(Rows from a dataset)
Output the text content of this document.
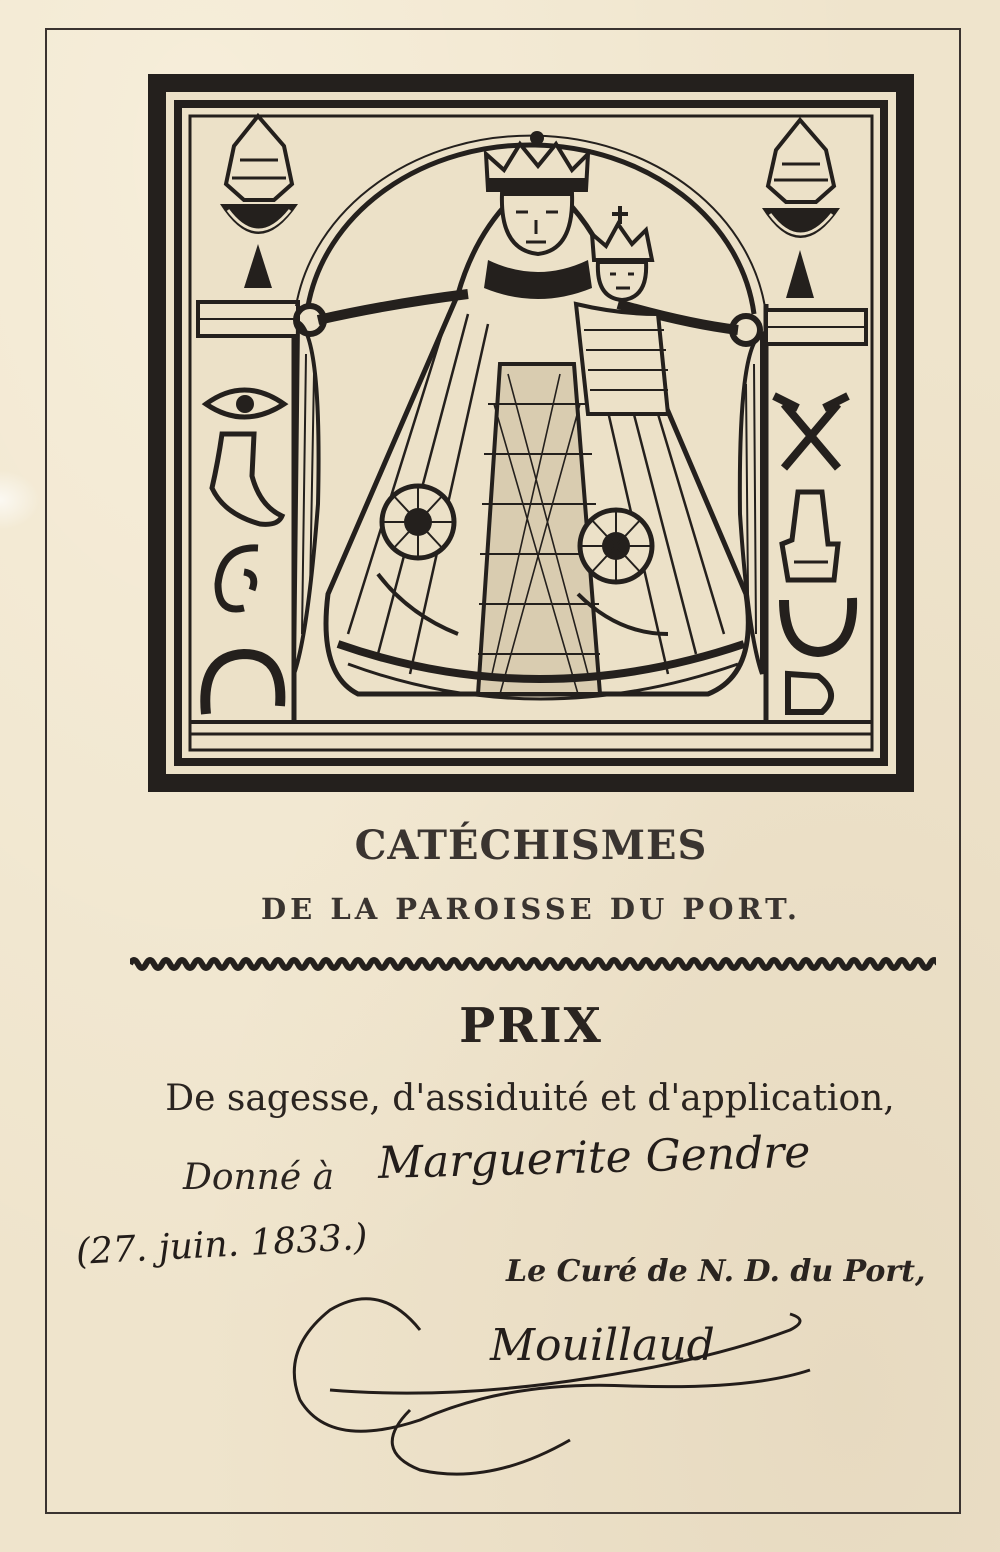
CATÉCHISMES
DE LA PAROISSE DU PORT.
PRIX
De sagesse, d'assiduité et d'application,
Donné à Marguerite Gendre
(27. juin. 1833.)	Le Curé de N. D. du Port,
Mouillaud
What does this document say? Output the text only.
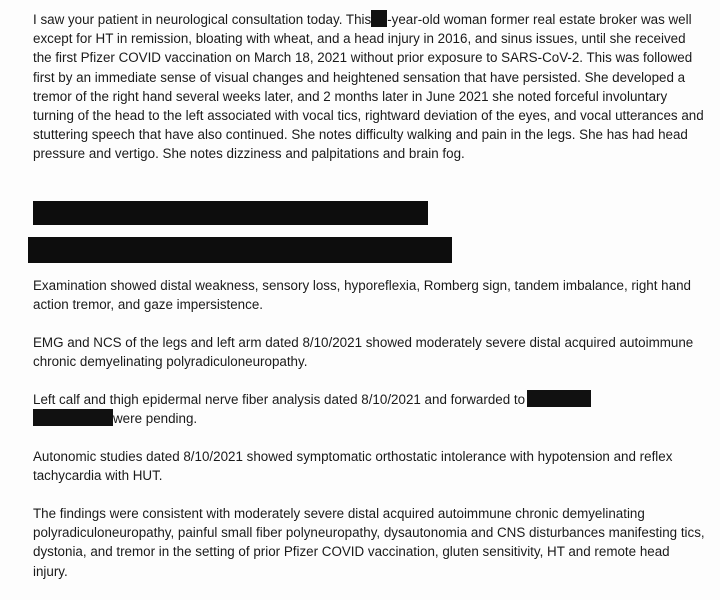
I saw your patient in neurological consultation today. This -year-old woman former real estate broker was well except for HT in remission, bloating with wheat, and a head injury in 2016, and sinus issues, until she received the first Pfizer COVID vaccination on March 18, 2021 without prior exposure to SARS-CoV-2. This was followed first by an immediate sense of visual changes and heightened sensation that have persisted. She developed a tremor of the right hand several weeks later, and 2 months later in June 2021 she noted forceful involuntary turning of the head to the left associated with vocal tics, rightward deviation of the eyes, and vocal utterances and stuttering speech that have also continued. She notes difficulty walking and pain in the legs. She has had head pressure and vertigo. She notes dizziness and palpitations and brain fog.

Examination showed distal weakness, sensory loss, hyporeflexia, Romberg sign, tandem imbalance, right hand action tremor, and gaze impersistence.

EMG and NCS of the legs and left arm dated 8/10/2021 showed moderately severe distal acquired autoimmune chronic demyelinating polyradiculoneuropathy.

Left calf and thigh epidermal nerve fiber analysis dated 8/10/2021 and forwarded to
were pending.

Autonomic studies dated 8/10/2021 showed symptomatic orthostatic intolerance with hypotension and reflex tachycardia with HUT.

The findings were consistent with moderately severe distal acquired autoimmune chronic demyelinating polyradiculoneuropathy, painful small fiber polyneuropathy, dysautonomia and CNS disturbances manifesting tics, dystonia, and tremor in the setting of prior Pfizer COVID vaccination, gluten sensitivity, HT and remote head injury.
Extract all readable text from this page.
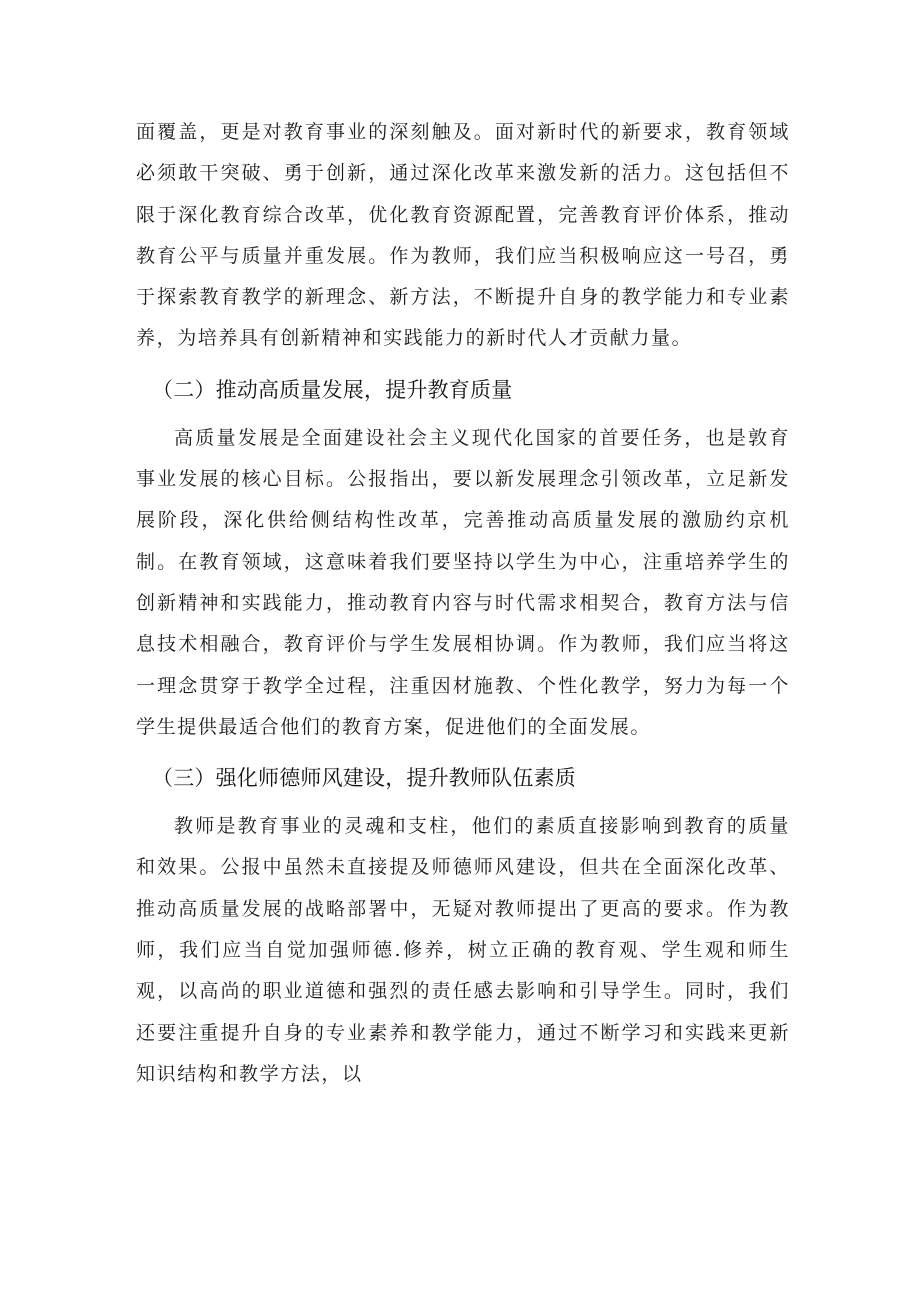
面覆盖，更是对教育事业的深刻触及。面对新时代的新要求，教育领域必须敢干突破、勇于创新，通过深化改革来激发新的活力。这包括但不限于深化教育综合改革，优化教育资源配置，完善教育评价体系，推动教育公平与质量并重发展。作为教师，我们应当积极响应这一号召，勇于探索教育教学的新理念、新方法，不断提升自身的教学能力和专业素养，为培养具有创新精神和实践能力的新时代人才贡献力量。

（二）推动高质量发展，提升教育质量

高质量发展是全面建设社会主义现代化国家的首要任务，也是敦育事业发展的核心目标。公报指出，要以新发展理念引领改革，立足新发展阶段，深化供给侧结构性改革，完善推动高质量发展的激励约京机制。在教育领域，这意味着我们要坚持以学生为中心，注重培养学生的创新精神和实践能力，推动教育内容与时代需求相契合，教育方法与信息技术相融合，教育评价与学生发展相协调。作为教师，我们应当将这一理念贯穿于教学全过程，注重因材施教、个性化教学，努力为每一个学生提供最适合他们的教育方案，促进他们的全面发展。

（三）强化师德师风建设，提升教师队伍素质

教师是教育事业的灵魂和支柱，他们的素质直接影响到教育的质量和效果。公报中虽然未直接提及师德师风建设，但共在全面深化改革、推动高质量发展的战略部署中，无疑对教师提出了更高的要求。作为教师，我们应当自觉加强师德.修养，树立正确的教育观、学生观和师生观，以高尚的职业道德和强烈的责任感去影响和引导学生。同时，我们还要注重提升自身的专业素养和教学能力，通过不断学习和实践来更新知识结构和教学方法，以
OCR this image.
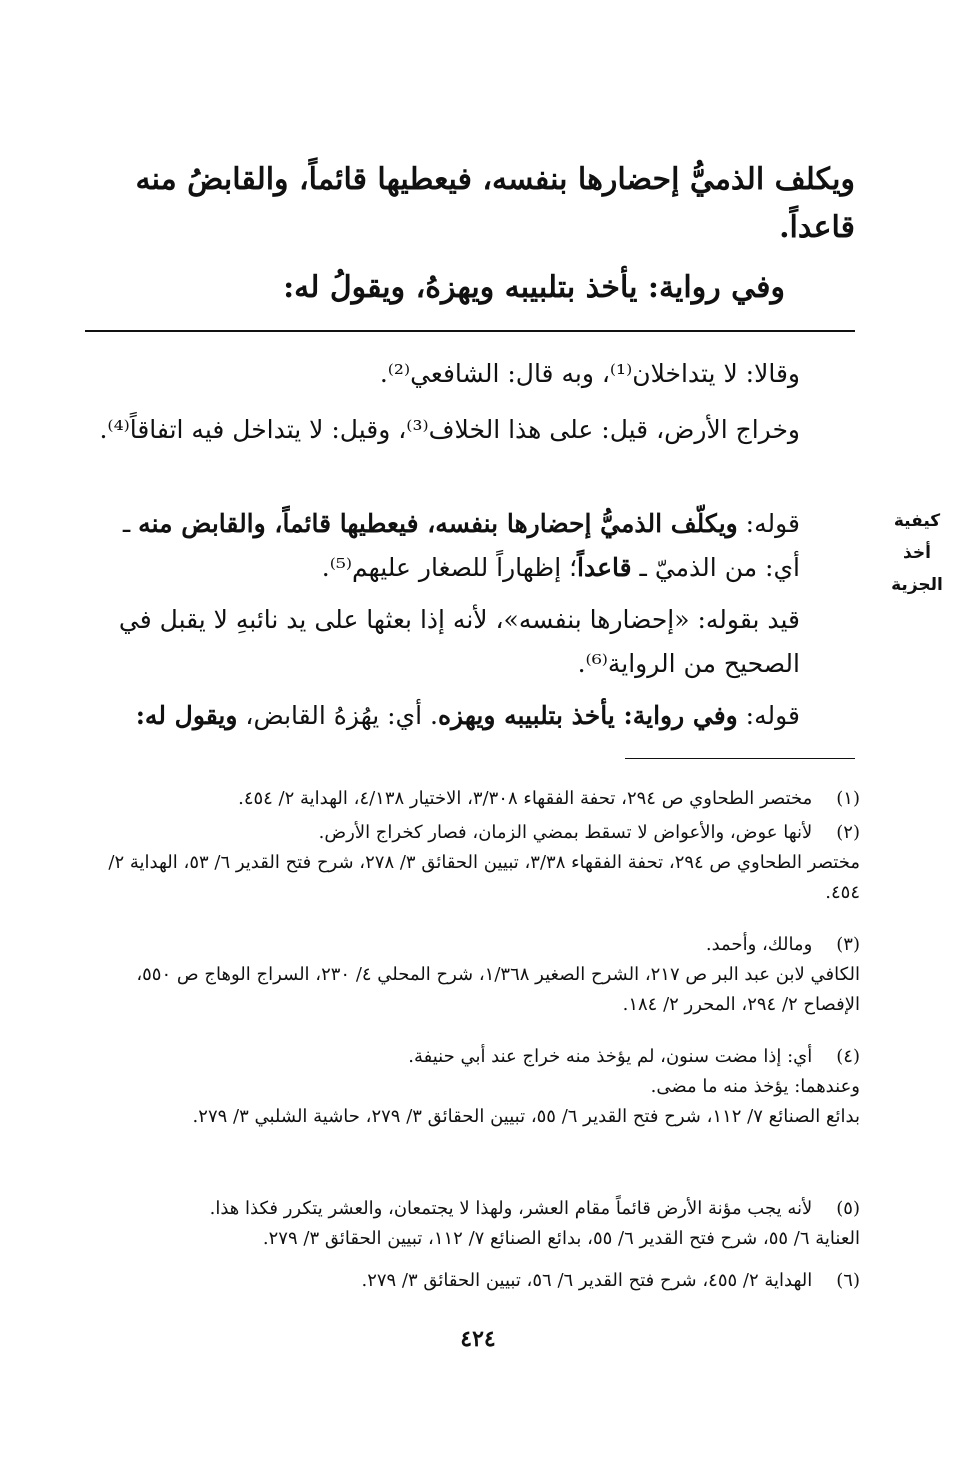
ويكلف الذميُّ إحضارها بنفسه، فيعطيها قائماً، والقابضُ منه قاعداً.
وفي رواية: يأخذ بتلبيبه ويهزهُ، ويقولُ له:
وقالا: لا يتداخلان⁽¹⁾، وبه قال: الشافعي⁽²⁾.
وخراج الأرض، قيل: على هذا الخلاف⁽³⁾، وقيل: لا يتداخل فيه اتفاقاً⁽⁴⁾.
قوله: ويكلّف الذميُّ إحضارها بنفسه، فيعطيها قائماً، والقابض منه ـ أي: من الذميّ ـ قاعداً؛ إظهاراً للصغار عليهم⁽⁵⁾.
قيد بقوله: «إحضارها بنفسه»، لأنه إذا بعثها على يد نائبهِ لا يقبل في الصحيح من الرواية⁽⁶⁾.
قوله: وفي رواية: يأخذ بتلبيبه ويهزه. أي: يهُزهُ القابض، ويقول له:
كيفية
أخذ
الجزية
(١) مختصر الطحاوي ص ٢٩٤، تحفة الفقهاء ٣/٣٠٨، الاختيار ٤/١٣٨، الهداية ٢/ ٤٥٤.
(٢) لأنها عوض، والأعواض لا تسقط بمضي الزمان، فصار كخراج الأرض.
مختصر الطحاوي ص ٢٩٤، تحفة الفقهاء ٣/٣٨، تبيين الحقائق ٣/ ٢٧٨، شرح فتح القدير ٦/ ٥٣، الهداية ٢/ ٤٥٤.
(٣) ومالك، وأحمد.
الكافي لابن عبد البر ص ٢١٧، الشرح الصغير ١/٣٦٨، شرح المحلي ٤/ ٢٣٠، السراج الوهاج ص ٥٥٠، الإفصاح ٢/ ٢٩٤، المحرر ٢/ ١٨٤.
(٤) أي: إذا مضت سنون، لم يؤخذ منه خراج عند أبي حنيفة.
وعندهما: يؤخذ منه ما مضى.
بدائع الصنائع ٧/ ١١٢، شرح فتح القدير ٦/ ٥٥، تبيين الحقائق ٣/ ٢٧٩، حاشية الشلبي ٣/ ٢٧٩.
(٥) لأنه يجب مؤنة الأرض قائماً مقام العشر، ولهذا لا يجتمعان، والعشر يتكرر فكذا هذا.
العناية ٦/ ٥٥، شرح فتح القدير ٦/ ٥٥، بدائع الصنائع ٧/ ١١٢، تبيين الحقائق ٣/ ٢٧٩.
(٦) الهداية ٢/ ٤٥٥، شرح فتح القدير ٦/ ٥٦، تبيين الحقائق ٣/ ٢٧٩.
٤٢٤
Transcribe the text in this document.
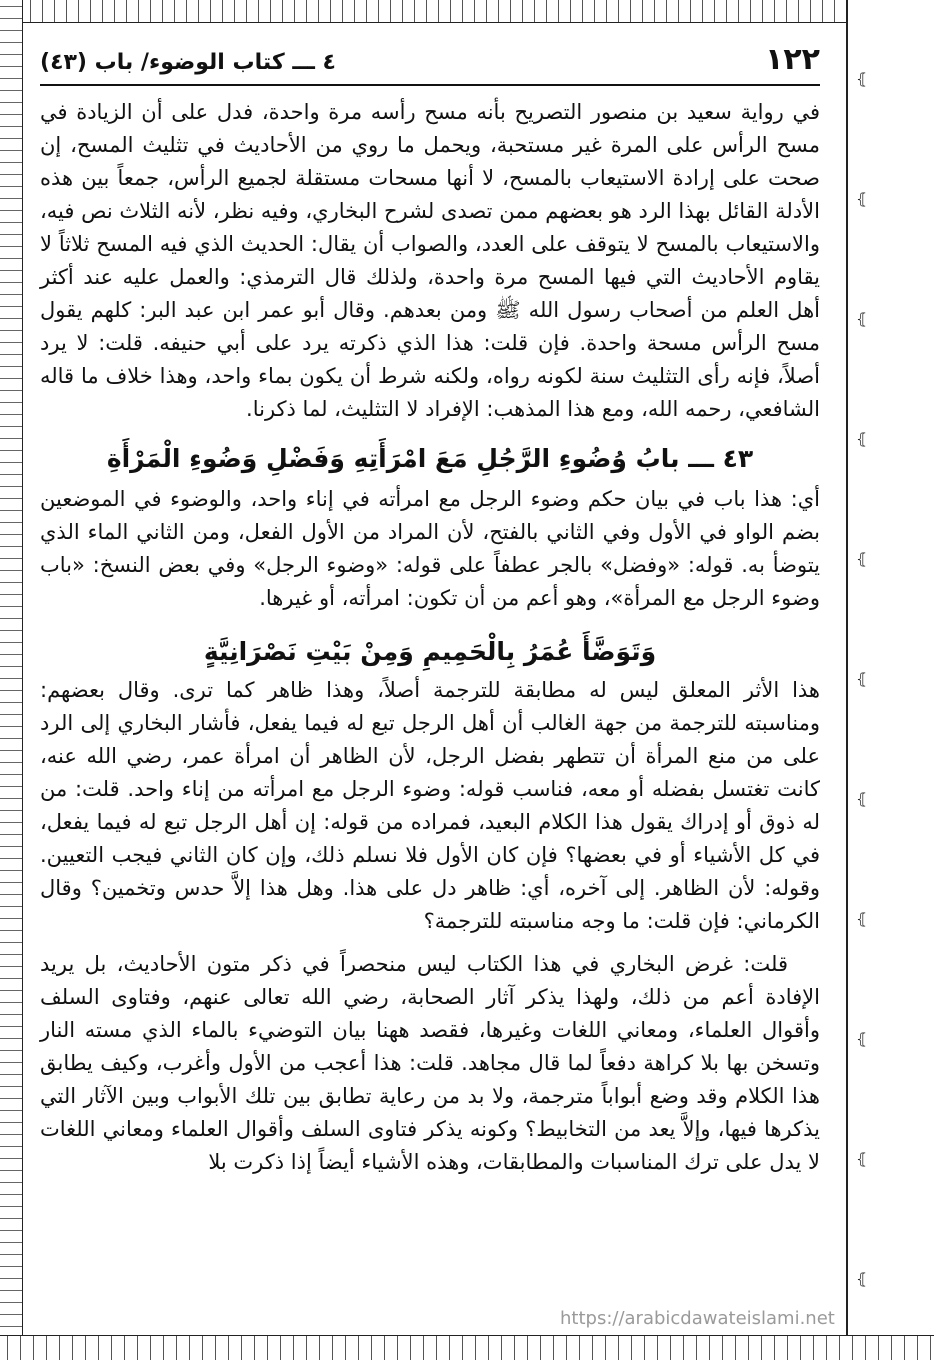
⦃
⦃
⦃
⦃
⦃
⦃
⦃
⦃
⦃
⦃
⦃
١٢٢
٤ ـــ كتاب الوضوء/ باب (٤٣)

في رواية سعيد بن منصور التصريح بأنه مسح رأسه مرة واحدة، فدل على أن الزيادة في مسح الرأس على المرة غير مستحبة، ويحمل ما روي من الأحاديث في تثليث المسح، إن صحت على إرادة الاستيعاب بالمسح، لا أنها مسحات مستقلة لجميع الرأس، جمعاً بين هذه الأدلة القائل بهذا الرد هو بعضهم ممن تصدى لشرح البخاري، وفيه نظر، لأنه الثلاث نص فيه، والاستيعاب بالمسح لا يتوقف على العدد، والصواب أن يقال: الحديث الذي فيه المسح ثلاثاً لا يقاوم الأحاديث التي فيها المسح مرة واحدة، ولذلك قال الترمذي: والعمل عليه عند أكثر أهل العلم من أصحاب رسول الله ﷺ ومن بعدهم. وقال أبو عمر ابن عبد البر: كلهم يقول مسح الرأس مسحة واحدة. فإن قلت: هذا الذي ذكرته يرد على أبي حنيفه. قلت: لا يرد أصلاً، فإنه رأى التثليث سنة لكونه رواه، ولكنه شرط أن يكون بماء واحد، وهذا خلاف ما قاله الشافعي، رحمه الله، ومع هذا المذهب: الإفراد لا التثليث، لما ذكرنا.

٤٣ ـــ بابُ وُضُوءِ الرَّجُلِ مَعَ امْرَأَتِهِ وَفَضْلِ وَضُوءِ الْمَرْأَةِ

أي: هذا باب في بيان حكم وضوء الرجل مع امرأته في إناء واحد، والوضوء في الموضعين بضم الواو في الأول وفي الثاني بالفتح، لأن المراد من الأول الفعل، ومن الثاني الماء الذي يتوضأ به. قوله: «وفضل» بالجر عطفاً على قوله: «وضوء الرجل» وفي بعض النسخ: «باب وضوء الرجل مع المرأة»، وهو أعم من أن تكون: امرأته، أو غيرها.

وَتَوَضَّأَ عُمَرُ بِالْحَمِيمِ وَمِنْ بَيْتِ نَصْرَانِيَّةٍ

هذا الأثر المعلق ليس له مطابقة للترجمة أصلاً، وهذا ظاهر كما ترى. وقال بعضهم: ومناسبته للترجمة من جهة الغالب أن أهل الرجل تبع له فيما يفعل، فأشار البخاري إلى الرد على من منع المرأة أن تتطهر بفضل الرجل، لأن الظاهر أن امرأة عمر، رضي الله عنه، كانت تغتسل بفضله أو معه، فناسب قوله: وضوء الرجل مع امرأته من إناء واحد. قلت: من له ذوق أو إدراك يقول هذا الكلام البعيد، فمراده من قوله: إن أهل الرجل تبع له فيما يفعل، في كل الأشياء أو في بعضها؟ فإن كان الأول فلا نسلم ذلك، وإن كان الثاني فيجب التعيين. وقوله: لأن الظاهر. إلى آخره، أي: ظاهر دل على هذا. وهل هذا إلاَّ حدس وتخمين؟ وقال الكرماني: فإن قلت: ما وجه مناسبته للترجمة؟

قلت: غرض البخاري في هذا الكتاب ليس منحصراً في ذكر متون الأحاديث، بل يريد الإفادة أعم من ذلك، ولهذا يذكر آثار الصحابة، رضي الله تعالى عنهم، وفتاوى السلف وأقوال العلماء، ومعاني اللغات وغيرها، فقصد ههنا بيان التوضيء بالماء الذي مسته النار وتسخن بها بلا كراهة دفعاً لما قال مجاهد. قلت: هذا أعجب من الأول وأغرب، وكيف يطابق هذا الكلام وقد وضع أبواباً مترجمة، ولا بد من رعاية تطابق بين تلك الأبواب وبين الآثار التي يذكرها فيها، وإلاَّ يعد من التخابيط؟ وكونه يذكر فتاوى السلف وأقوال العلماء ومعاني اللغات لا يدل على ترك المناسبات والمطابقات، وهذه الأشياء أيضاً إذا ذكرت بلا

https://arabicdawateislami.net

● GOAL: Each line of the material above either contains the word "document" or does not; state how many do, and nothing else.

● WORKED SOLUTION: 3